Work required: Every line with "mean" in it must be copied from the data.

Dataset records of document pages
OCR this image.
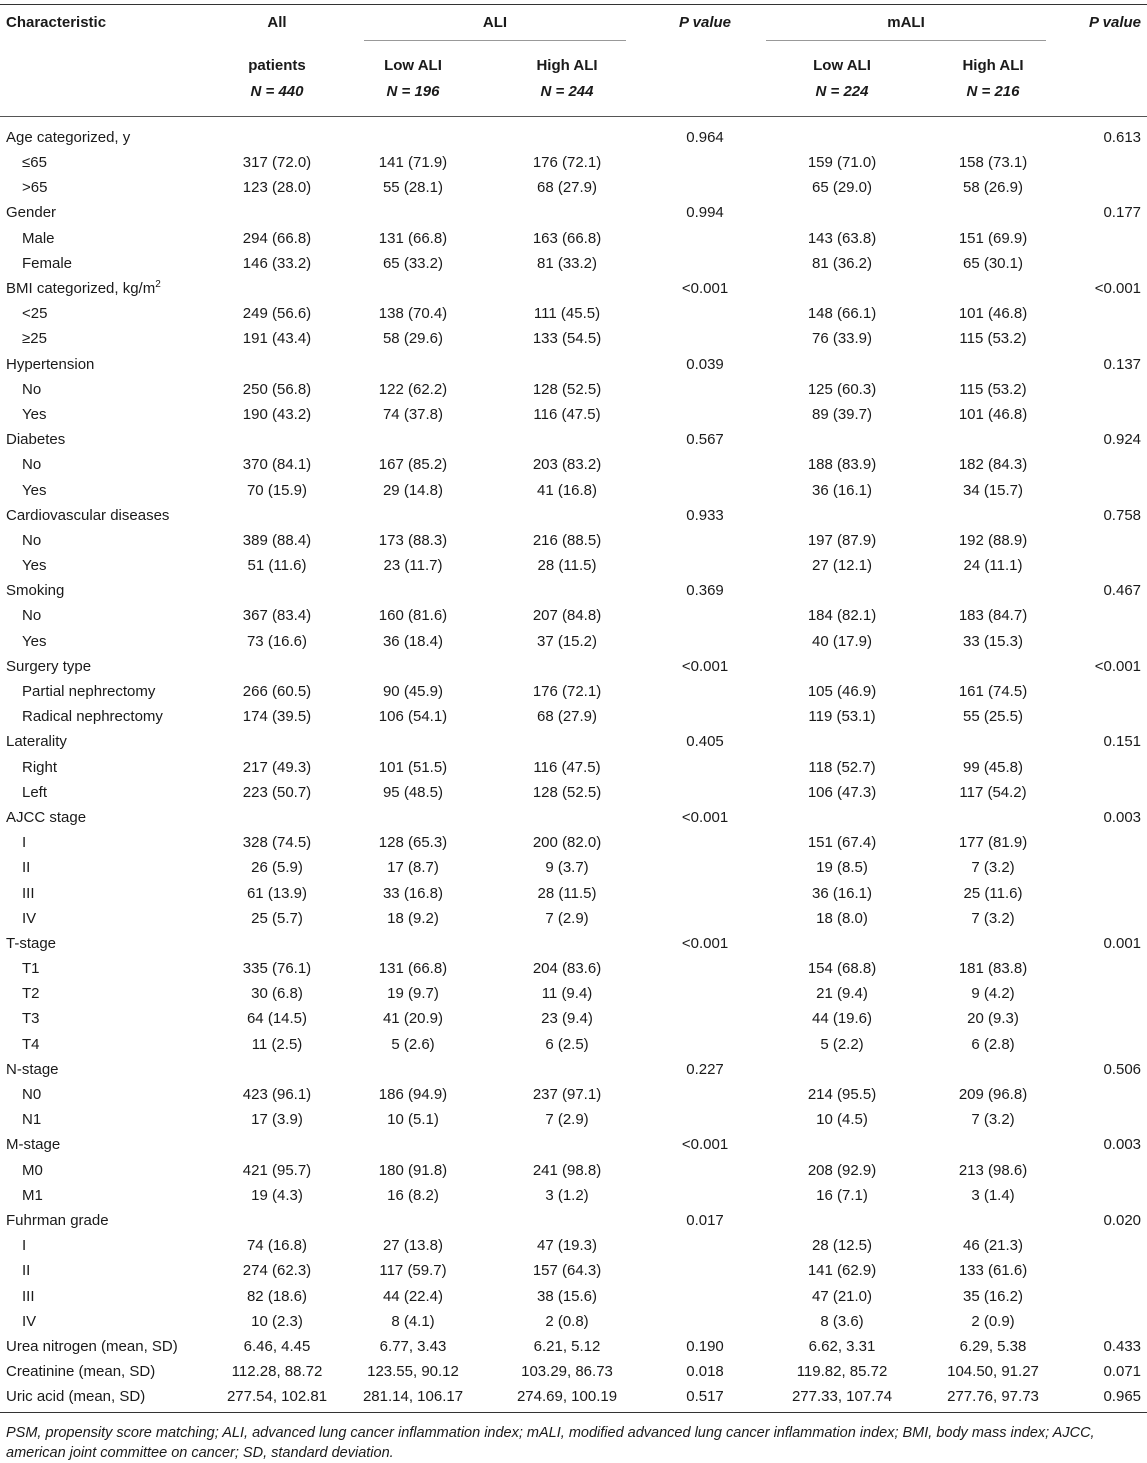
Characteristic	All	ALI		P value	mALI		P value
	patients	Low ALI	High ALI		Low ALI	High ALI	
	N = 440	N = 196	N = 244		N = 224	N = 216	
Age categorized, y				0.964			0.613
≤65	317 (72.0)	141 (71.9)	176 (72.1)		159 (71.0)	158 (73.1)	
>65	123 (28.0)	55 (28.1)	68 (27.9)		65 (29.0)	58 (26.9)	
Gender				0.994			0.177
Male	294 (66.8)	131 (66.8)	163 (66.8)		143 (63.8)	151 (69.9)	
Female	146 (33.2)	65 (33.2)	81 (33.2)		81 (36.2)	65 (30.1)	
BMI categorized, $kg/m^2$				<0.001			<0.001
<25	249 (56.6)	138 (70.4)	111 (45.5)		148 (66.1)	101 (46.8)	
≥25	191 (43.4)	58 (29.6)	133 (54.5)		76 (33.9)	115 (53.2)	
Hypertension				0.039			0.137
No	250 (56.8)	122 (62.2)	128 (52.5)		125 (60.3)	115 (53.2)	
Yes	190 (43.2)	74 (37.8)	116 (47.5)		89 (39.7)	101 (46.8)	
Diabetes				0.567			0.924
No	370 (84.1)	167 (85.2)	203 (83.2)		188 (83.9)	182 (84.3)	
Yes	70 (15.9)	29 (14.8)	41 (16.8)		36 (16.1)	34 (15.7)	
Cardiovascular diseases				0.933			0.758
No	389 (88.4)	173 (88.3)	216 (88.5)		197 (87.9)	192 (88.9)	
Yes	51 (11.6)	23 (11.7)	28 (11.5)		27 (12.1)	24 (11.1)	
Smoking				0.369			0.467
No	367 (83.4)	160 (81.6)	207 (84.8)		184 (82.1)	183 (84.7)	
Yes	73 (16.6)	36 (18.4)	37 (15.2)		40 (17.9)	33 (15.3)	
Surgery type				<0.001			<0.001
Partial nephrectomy	266 (60.5)	90 (45.9)	176 (72.1)		105 (46.9)	161 (74.5)	
Radical nephrectomy	174 (39.5)	106 (54.1)	68 (27.9)		119 (53.1)	55 (25.5)	
Laterality				0.405			0.151
Right	217 (49.3)	101 (51.5)	116 (47.5)		118 (52.7)	99 (45.8)	
Left	223 (50.7)	95 (48.5)	128 (52.5)		106 (47.3)	117 (54.2)	
AJCC stage				<0.001			0.003
I	328 (74.5)	128 (65.3)	200 (82.0)		151 (67.4)	177 (81.9)	
II	26 (5.9)	17 (8.7)	9 (3.7)		19 (8.5)	7 (3.2)	
III	61 (13.9)	33 (16.8)	28 (11.5)		36 (16.1)	25 (11.6)	
IV	25 (5.7)	18 (9.2)	7 (2.9)		18 (8.0)	7 (3.2)	
T-stage				<0.001			0.001
T1	335 (76.1)	131 (66.8)	204 (83.6)		154 (68.8)	181 (83.8)	
T2	30 (6.8)	19 (9.7)	11 (9.4)		21 (9.4)	9 (4.2)	
T3	64 (14.5)	41 (20.9)	23 (9.4)		44 (19.6)	20 (9.3)	
T4	11 (2.5)	5 (2.6)	6 (2.5)		5 (2.2)	6 (2.8)	
N-stage				0.227			0.506
N0	423 (96.1)	186 (94.9)	237 (97.1)		214 (95.5)	209 (96.8)	
N1	17 (3.9)	10 (5.1)	7 (2.9)		10 (4.5)	7 (3.2)	
M-stage				<0.001			0.003
M0	421 (95.7)	180 (91.8)	241 (98.8)		208 (92.9)	213 (98.6)	
M1	19 (4.3)	16 (8.2)	3 (1.2)		16 (7.1)	3 (1.4)	
Fuhrman grade				0.017			0.020
I	74 (16.8)	27 (13.8)	47 (19.3)		28 (12.5)	46 (21.3)	
II	274 (62.3)	117 (59.7)	157 (64.3)		141 (62.9)	133 (61.6)	
III	82 (18.6)	44 (22.4)	38 (15.6)		47 (21.0)	35 (16.2)	
IV	10 (2.3)	8 (4.1)	2 (0.8)		8 (3.6)	2 (0.9)	
Urea nitrogen (mean, SD)	6.46, 4.45	6.77, 3.43	6.21, 5.12	0.190	6.62, 3.31	6.29, 5.38	0.433
Creatinine (mean, SD)	112.28, 88.72	123.55, 90.12	103.29, 86.73	0.018	119.82, 85.72	104.50, 91.27	0.071
Uric acid (mean, SD)	277.54, 102.81	281.14, 106.17	274.69, 100.19	0.517	277.33, 107.74	277.76, 97.73	0.965
PSM, propensity score matching; ALI, advanced lung cancer inflammation index; mALI, modified advanced lung cancer inflammation index; BMI, body mass index; AJCC, american joint committee on cancer; SD, standard deviation.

Output:
Urea nitrogen (mean, SD)	6.46, 4.45	6.77, 3.43	6.21, 5.12	0.190	6.62, 3.31	6.29, 5.38	0.433
Creatinine (mean, SD)	112.28, 88.72	123.55, 90.12	103.29, 86.73	0.018	119.82, 85.72	104.50, 91.27	0.071
Uric acid (mean, SD)	277.54, 102.81	281.14, 106.17	274.69, 100.19	0.517	277.33, 107.74	277.76, 97.73	0.965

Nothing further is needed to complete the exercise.